--- START ---
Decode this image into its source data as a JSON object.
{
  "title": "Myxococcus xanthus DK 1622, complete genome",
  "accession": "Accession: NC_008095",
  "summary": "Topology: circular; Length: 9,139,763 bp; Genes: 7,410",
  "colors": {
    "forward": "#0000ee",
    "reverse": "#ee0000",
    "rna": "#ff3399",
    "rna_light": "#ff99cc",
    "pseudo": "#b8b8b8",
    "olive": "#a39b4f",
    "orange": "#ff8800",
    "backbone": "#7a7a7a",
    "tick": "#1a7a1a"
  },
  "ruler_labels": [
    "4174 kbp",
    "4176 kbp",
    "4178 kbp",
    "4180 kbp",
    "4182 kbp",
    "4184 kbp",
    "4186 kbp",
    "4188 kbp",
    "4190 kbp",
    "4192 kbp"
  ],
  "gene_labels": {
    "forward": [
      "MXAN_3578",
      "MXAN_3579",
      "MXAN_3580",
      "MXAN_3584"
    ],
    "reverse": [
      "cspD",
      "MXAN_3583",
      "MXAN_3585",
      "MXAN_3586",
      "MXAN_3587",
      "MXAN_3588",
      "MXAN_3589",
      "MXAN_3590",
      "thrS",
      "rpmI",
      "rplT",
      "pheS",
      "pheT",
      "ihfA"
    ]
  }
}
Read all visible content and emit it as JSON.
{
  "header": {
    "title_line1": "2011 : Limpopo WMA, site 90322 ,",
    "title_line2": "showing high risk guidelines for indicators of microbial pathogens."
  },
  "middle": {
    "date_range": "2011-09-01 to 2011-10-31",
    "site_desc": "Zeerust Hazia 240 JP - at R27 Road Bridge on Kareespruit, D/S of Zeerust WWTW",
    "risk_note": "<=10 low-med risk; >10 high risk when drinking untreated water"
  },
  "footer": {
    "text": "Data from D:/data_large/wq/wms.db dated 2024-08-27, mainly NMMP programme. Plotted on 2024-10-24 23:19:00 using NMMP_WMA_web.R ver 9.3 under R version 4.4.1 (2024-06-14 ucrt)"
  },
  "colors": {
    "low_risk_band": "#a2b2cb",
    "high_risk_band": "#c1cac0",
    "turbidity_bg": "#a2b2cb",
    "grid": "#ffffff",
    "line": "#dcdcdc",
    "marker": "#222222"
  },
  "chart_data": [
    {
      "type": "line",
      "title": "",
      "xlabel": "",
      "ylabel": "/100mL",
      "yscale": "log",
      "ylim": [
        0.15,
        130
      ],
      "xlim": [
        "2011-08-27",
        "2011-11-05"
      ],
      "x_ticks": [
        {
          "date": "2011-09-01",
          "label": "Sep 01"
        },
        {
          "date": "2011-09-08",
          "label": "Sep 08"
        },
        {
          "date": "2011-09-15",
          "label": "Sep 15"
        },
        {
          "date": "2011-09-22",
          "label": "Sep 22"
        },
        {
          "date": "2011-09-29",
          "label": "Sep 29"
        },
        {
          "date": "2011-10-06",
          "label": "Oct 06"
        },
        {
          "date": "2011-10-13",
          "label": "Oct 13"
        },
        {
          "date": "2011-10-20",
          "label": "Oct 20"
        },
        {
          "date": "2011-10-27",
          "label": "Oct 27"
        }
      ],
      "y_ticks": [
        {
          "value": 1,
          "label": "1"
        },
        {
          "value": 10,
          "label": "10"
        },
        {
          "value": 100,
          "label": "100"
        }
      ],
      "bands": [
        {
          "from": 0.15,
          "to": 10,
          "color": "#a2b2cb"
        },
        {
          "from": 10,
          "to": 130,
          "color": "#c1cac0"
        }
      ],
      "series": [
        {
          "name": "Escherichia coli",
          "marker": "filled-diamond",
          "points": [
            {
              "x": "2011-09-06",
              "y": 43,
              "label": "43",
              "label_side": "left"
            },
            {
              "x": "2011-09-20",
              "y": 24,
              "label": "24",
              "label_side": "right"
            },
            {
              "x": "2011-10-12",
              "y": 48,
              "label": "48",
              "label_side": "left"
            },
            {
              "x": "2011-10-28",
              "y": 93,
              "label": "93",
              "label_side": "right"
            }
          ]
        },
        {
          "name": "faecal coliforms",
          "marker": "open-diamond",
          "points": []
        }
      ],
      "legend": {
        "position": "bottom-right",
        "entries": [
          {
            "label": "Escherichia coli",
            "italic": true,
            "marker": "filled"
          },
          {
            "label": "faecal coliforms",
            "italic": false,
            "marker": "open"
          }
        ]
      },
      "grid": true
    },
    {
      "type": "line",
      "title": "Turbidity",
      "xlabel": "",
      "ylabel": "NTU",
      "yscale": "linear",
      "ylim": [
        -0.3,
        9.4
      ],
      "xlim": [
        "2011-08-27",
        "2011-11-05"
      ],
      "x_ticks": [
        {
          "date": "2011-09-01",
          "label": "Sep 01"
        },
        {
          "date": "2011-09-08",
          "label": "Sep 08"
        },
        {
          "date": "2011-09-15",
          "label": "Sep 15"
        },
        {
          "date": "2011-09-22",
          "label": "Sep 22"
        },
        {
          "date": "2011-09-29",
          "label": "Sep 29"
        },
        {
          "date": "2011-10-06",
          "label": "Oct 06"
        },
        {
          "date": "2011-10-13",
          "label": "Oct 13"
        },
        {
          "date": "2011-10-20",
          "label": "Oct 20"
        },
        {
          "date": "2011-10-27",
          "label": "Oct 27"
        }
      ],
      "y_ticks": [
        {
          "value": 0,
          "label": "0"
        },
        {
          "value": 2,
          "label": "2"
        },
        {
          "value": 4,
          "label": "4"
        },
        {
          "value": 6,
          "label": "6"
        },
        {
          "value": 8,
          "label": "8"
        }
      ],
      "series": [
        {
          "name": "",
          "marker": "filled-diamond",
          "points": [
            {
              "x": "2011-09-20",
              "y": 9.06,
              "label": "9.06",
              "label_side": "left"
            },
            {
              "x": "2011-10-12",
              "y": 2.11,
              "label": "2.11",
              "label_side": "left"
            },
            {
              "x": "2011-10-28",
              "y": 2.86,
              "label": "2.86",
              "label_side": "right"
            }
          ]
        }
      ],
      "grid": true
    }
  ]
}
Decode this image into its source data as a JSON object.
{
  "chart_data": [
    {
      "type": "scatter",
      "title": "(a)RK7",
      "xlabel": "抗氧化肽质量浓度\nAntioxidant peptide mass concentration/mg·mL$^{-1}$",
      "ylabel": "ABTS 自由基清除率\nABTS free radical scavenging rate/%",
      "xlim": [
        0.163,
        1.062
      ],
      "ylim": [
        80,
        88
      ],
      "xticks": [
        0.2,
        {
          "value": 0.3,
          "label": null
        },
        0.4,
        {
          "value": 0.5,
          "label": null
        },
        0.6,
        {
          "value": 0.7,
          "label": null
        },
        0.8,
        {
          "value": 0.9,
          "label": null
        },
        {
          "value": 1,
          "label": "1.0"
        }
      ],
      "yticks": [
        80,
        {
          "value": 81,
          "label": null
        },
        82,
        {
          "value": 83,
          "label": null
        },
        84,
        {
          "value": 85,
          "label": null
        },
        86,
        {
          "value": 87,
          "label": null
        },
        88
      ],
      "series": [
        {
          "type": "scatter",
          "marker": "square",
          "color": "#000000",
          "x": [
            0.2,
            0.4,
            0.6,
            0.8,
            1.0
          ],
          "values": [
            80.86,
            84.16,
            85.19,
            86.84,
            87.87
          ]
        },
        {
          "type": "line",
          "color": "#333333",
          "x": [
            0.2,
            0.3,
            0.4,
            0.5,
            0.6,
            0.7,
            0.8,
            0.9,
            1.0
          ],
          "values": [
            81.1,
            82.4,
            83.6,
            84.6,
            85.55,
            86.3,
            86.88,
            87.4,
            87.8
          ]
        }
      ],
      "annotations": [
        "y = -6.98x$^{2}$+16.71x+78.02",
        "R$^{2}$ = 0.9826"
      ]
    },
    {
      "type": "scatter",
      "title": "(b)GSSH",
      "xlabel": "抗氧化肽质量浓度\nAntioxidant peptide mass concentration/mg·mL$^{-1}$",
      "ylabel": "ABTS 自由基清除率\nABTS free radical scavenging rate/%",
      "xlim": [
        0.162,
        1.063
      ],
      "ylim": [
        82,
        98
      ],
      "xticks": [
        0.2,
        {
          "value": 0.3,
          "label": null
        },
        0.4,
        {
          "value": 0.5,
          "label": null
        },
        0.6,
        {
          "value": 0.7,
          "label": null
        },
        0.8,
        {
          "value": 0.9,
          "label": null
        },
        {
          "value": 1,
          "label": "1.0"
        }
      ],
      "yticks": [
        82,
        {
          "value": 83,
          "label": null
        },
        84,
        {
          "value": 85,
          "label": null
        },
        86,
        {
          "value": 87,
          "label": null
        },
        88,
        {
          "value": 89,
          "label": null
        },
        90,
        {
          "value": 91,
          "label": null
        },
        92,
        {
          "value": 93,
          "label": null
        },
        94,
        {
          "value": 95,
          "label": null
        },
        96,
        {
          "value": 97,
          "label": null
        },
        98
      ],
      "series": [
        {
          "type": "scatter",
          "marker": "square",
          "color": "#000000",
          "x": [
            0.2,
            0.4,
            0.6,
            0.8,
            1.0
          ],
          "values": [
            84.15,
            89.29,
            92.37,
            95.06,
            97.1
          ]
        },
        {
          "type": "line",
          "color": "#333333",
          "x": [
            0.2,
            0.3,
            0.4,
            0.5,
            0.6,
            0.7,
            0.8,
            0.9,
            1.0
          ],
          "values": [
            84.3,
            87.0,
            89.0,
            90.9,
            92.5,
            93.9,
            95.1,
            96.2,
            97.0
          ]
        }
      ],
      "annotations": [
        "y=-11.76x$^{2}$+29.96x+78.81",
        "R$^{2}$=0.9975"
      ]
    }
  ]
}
--- END ---
*ASSIGNMENT*: Spot the lines above that mention "from" and copy them.

*COMPLETED EXERCISE*:
    "text": "Data from D:/data_large/wq/wms.db dated 2024-08-27, mainly NMMP programme. Plotted on 2024-10-24 23:19:00 using NMMP_WMA_web.R ver 9.3 under R version 4.4.1 (2024-06-14 ucrt)"
          "from": 0.15,
          "from": 10,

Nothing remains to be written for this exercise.